#### EXTRACTED RECORDS

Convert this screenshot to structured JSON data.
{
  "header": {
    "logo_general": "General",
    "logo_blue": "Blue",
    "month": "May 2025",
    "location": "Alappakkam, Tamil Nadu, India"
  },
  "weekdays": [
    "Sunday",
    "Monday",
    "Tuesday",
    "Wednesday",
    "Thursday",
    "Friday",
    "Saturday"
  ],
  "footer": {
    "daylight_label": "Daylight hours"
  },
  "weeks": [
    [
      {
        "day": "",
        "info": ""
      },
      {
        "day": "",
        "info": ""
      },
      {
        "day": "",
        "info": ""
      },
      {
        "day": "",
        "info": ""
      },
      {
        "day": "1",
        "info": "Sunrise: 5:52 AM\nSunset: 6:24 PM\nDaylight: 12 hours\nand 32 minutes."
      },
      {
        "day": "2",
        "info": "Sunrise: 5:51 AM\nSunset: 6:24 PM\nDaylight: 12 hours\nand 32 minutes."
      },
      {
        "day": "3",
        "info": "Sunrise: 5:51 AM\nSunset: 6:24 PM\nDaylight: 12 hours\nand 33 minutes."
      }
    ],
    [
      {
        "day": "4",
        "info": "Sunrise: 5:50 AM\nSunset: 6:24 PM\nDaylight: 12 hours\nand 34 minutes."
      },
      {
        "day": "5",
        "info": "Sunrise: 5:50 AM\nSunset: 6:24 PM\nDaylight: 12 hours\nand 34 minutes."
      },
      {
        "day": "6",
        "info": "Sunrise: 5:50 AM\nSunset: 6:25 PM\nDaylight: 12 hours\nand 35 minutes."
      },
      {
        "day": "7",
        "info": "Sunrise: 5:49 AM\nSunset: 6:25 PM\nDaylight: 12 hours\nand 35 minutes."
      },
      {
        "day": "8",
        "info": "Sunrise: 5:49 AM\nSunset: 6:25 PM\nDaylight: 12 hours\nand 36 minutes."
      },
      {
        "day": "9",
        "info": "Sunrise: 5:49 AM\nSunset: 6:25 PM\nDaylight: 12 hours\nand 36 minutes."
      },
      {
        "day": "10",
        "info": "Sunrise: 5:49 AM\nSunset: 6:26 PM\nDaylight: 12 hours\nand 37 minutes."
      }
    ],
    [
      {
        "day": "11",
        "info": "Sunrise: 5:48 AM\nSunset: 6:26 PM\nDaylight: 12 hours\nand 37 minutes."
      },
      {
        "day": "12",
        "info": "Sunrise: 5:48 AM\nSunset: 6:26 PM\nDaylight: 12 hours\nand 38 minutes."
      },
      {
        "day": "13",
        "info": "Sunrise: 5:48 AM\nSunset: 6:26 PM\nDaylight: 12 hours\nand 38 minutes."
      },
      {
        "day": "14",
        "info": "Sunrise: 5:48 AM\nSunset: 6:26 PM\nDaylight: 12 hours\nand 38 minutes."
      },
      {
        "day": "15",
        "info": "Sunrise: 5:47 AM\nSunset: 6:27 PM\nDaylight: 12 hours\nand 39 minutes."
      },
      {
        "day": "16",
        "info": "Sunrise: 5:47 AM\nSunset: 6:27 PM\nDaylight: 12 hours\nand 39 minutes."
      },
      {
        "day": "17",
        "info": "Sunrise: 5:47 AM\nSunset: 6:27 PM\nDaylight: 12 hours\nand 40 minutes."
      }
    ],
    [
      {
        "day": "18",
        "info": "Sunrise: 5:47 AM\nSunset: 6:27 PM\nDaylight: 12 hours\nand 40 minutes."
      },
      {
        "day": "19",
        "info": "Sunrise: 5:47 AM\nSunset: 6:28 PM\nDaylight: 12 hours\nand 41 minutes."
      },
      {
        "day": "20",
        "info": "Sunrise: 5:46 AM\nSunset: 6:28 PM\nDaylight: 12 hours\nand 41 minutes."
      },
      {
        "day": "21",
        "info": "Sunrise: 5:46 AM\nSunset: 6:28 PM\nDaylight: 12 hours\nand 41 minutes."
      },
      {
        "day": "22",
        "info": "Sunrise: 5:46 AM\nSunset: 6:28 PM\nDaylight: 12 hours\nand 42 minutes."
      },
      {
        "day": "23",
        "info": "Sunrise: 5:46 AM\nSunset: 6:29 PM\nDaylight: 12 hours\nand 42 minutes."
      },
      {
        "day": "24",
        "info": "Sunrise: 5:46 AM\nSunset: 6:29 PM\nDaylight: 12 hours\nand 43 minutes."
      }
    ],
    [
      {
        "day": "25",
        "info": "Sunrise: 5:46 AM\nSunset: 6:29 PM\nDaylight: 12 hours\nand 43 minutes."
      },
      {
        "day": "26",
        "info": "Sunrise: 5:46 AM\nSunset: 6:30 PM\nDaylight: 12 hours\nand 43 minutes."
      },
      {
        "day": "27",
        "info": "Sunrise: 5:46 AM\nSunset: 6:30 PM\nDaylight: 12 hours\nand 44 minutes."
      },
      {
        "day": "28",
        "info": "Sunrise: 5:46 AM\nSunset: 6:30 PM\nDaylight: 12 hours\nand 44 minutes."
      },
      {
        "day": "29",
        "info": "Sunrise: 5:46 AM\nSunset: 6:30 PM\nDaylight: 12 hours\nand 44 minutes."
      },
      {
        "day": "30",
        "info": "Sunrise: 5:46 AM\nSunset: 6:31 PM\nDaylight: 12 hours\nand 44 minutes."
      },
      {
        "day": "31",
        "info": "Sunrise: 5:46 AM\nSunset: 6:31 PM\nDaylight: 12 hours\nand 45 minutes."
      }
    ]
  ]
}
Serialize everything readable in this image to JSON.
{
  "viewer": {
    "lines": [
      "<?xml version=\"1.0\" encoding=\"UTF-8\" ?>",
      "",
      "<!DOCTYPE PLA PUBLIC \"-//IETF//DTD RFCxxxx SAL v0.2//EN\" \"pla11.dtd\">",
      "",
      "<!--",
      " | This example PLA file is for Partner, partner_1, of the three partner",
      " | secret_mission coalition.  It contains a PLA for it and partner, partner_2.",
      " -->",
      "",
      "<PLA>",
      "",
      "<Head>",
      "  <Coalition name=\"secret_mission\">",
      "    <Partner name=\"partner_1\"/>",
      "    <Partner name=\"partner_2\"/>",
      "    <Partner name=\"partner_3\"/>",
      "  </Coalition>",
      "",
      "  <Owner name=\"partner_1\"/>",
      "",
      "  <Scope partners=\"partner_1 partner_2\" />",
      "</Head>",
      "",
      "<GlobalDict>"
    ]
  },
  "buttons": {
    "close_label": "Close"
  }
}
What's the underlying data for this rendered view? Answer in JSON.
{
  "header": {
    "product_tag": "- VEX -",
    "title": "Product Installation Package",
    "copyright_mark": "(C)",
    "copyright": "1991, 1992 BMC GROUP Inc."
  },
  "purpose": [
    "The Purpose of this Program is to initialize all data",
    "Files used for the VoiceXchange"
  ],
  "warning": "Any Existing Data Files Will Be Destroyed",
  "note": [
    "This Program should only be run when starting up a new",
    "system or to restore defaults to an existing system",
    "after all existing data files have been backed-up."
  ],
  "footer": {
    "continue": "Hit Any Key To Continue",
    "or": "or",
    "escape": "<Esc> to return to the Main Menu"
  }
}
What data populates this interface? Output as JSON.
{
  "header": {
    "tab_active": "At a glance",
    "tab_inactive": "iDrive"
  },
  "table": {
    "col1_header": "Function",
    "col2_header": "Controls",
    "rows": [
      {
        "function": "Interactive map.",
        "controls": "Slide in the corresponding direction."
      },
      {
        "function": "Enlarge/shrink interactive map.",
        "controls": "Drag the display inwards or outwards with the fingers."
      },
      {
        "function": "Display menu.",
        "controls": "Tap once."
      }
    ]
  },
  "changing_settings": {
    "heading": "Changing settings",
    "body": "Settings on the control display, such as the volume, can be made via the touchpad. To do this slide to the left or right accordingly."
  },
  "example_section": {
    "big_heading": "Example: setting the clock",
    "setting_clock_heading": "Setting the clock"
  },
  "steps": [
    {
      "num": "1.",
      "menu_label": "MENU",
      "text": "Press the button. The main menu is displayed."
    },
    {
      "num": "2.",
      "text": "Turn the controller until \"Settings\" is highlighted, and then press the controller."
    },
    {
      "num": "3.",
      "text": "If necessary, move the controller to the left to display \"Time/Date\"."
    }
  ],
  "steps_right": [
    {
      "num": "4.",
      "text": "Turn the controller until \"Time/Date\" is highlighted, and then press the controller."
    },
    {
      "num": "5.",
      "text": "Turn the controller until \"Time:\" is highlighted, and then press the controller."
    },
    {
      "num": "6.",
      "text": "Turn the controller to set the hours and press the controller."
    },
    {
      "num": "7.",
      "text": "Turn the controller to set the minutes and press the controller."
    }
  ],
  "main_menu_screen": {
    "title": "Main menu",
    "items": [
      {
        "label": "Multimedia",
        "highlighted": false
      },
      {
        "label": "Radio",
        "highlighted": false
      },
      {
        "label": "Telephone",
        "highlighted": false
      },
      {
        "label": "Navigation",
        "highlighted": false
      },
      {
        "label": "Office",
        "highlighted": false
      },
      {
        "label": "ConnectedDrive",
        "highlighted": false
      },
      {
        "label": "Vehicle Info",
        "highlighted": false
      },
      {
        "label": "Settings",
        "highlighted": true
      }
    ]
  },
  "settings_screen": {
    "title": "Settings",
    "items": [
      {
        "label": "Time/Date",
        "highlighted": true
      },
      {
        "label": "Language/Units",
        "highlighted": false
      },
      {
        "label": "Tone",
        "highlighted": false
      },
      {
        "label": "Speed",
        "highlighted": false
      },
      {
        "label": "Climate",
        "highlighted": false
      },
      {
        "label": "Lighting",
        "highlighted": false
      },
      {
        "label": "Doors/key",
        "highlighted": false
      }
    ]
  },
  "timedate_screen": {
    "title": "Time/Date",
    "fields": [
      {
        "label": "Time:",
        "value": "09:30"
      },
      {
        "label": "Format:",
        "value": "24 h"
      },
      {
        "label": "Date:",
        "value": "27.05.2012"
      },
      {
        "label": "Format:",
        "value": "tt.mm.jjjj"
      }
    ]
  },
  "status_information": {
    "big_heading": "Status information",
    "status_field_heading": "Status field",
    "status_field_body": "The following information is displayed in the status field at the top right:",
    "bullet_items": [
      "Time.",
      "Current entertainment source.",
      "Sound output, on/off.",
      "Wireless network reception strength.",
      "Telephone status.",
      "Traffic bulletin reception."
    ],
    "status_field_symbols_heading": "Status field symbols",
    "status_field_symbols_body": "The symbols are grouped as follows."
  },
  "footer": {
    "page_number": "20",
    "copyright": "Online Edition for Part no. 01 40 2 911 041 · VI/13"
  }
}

#### SET EXERCISE
Pull out and copy each line containing the string "What".

#### RESPONSE TO THIS EXERCISE
What's the underlying data for this rendered view? Answer in JSON.
What data populates this interface? Output as JSON.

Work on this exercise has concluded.